* **Work to do**:
What is needed here is an exact copy of every entry.

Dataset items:
^^^^^^^^^^^^^^^^

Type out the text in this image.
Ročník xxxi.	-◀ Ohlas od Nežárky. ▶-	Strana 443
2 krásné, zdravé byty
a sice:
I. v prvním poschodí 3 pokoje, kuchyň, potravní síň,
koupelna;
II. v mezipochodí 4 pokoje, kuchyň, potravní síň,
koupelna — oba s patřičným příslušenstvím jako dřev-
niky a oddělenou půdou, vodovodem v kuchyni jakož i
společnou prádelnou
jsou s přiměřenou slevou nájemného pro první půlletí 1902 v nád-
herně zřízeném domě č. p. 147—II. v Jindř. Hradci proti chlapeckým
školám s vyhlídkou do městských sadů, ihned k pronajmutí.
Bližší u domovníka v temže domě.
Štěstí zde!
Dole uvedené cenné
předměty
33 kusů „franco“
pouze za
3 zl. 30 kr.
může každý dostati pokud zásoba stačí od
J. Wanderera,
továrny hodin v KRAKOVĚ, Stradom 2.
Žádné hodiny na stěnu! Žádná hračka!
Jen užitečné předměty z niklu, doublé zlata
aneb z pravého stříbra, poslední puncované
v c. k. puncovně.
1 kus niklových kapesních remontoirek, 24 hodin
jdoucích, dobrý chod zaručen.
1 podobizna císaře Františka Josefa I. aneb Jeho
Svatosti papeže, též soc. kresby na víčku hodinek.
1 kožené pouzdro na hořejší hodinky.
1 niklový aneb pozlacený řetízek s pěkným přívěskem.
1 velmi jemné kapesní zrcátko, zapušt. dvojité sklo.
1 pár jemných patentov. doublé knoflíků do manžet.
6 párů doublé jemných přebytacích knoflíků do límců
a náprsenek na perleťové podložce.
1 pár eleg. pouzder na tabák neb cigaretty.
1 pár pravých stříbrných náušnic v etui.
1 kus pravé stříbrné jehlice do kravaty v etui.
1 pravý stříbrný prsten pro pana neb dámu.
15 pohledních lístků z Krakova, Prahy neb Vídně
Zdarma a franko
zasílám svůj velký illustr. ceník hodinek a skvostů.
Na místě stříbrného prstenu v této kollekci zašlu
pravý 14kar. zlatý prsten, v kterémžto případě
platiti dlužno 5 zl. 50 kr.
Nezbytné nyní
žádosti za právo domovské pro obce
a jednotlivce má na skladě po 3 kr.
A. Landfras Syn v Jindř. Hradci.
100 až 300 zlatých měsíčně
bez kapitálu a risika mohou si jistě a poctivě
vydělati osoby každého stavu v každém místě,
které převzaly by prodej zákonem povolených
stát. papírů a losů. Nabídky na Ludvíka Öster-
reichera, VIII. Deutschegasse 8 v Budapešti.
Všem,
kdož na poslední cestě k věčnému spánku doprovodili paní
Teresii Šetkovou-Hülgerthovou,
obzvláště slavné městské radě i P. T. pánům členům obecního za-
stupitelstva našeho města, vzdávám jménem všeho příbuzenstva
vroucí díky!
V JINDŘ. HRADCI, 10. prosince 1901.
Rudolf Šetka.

^^^^^^^^^^^^^^^^

* **Task answer**:
Type out the text in this image.
Ročník xxxi.	-◀ Ohlas od Nežárky. ▶-	Strana 443
2 krásné, zdravé byty
a sice:
I. v prvním poschodí 3 pokoje, kuchyň, potravní síň,
koupelna;
II. v mezipochodí 4 pokoje, kuchyň, potravní síň,
koupelna — oba s patřičným příslušenstvím jako dřev-
niky a oddělenou půdou, vodovodem v kuchyni jakož i
společnou prádelnou
jsou s přiměřenou slevou nájemného pro první půlletí 1902 v nád-
herně zřízeném domě č. p. 147—II. v Jindř. Hradci proti chlapeckým
školám s vyhlídkou do městských sadů, ihned k pronajmutí.
Bližší u domovníka v temže domě.
Štěstí zde!
Dole uvedené cenné
předměty
33 kusů „franco“
pouze za
3 zl. 30 kr.
může každý dostati pokud zásoba stačí od
J. Wanderera,
továrny hodin v KRAKOVĚ, Stradom 2.
Žádné hodiny na stěnu! Žádná hračka!
Jen užitečné předměty z niklu, doublé zlata
aneb z pravého stříbra, poslední puncované
v c. k. puncovně.
1 kus niklových kapesních remontoirek, 24 hodin
jdoucích, dobrý chod zaručen.
1 podobizna císaře Františka Josefa I. aneb Jeho
Svatosti papeže, též soc. kresby na víčku hodinek.
1 kožené pouzdro na hořejší hodinky.
1 niklový aneb pozlacený řetízek s pěkným přívěskem.
1 velmi jemné kapesní zrcátko, zapušt. dvojité sklo.
1 pár jemných patentov. doublé knoflíků do manžet.
6 párů doublé jemných přebytacích knoflíků do límců
a náprsenek na perleťové podložce.
1 pár eleg. pouzder na tabák neb cigaretty.
1 pár pravých stříbrných náušnic v etui.
1 kus pravé stříbrné jehlice do kravaty v etui.
1 pravý stříbrný prsten pro pana neb dámu.
15 pohledních lístků z Krakova, Prahy neb Vídně
Zdarma a franko
zasílám svůj velký illustr. ceník hodinek a skvostů.
Na místě stříbrného prstenu v této kollekci zašlu
pravý 14kar. zlatý prsten, v kterémžto případě
platiti dlužno 5 zl. 50 kr.
Nezbytné nyní
žádosti za právo domovské pro obce
a jednotlivce má na skladě po 3 kr.
A. Landfras Syn v Jindř. Hradci.
100 až 300 zlatých měsíčně
bez kapitálu a risika mohou si jistě a poctivě
vydělati osoby každého stavu v každém místě,
které převzaly by prodej zákonem povolených
stát. papírů a losů. Nabídky na Ludvíka Öster-
reichera, VIII. Deutschegasse 8 v Budapešti.
Všem,
kdož na poslední cestě k věčnému spánku doprovodili paní
Teresii Šetkovou-Hülgerthovou,
obzvláště slavné městské radě i P. T. pánům členům obecního za-
stupitelstva našeho města, vzdávám jménem všeho příbuzenstva
vroucí díky!
V JINDŘ. HRADCI, 10. prosince 1901.
Rudolf Šetka.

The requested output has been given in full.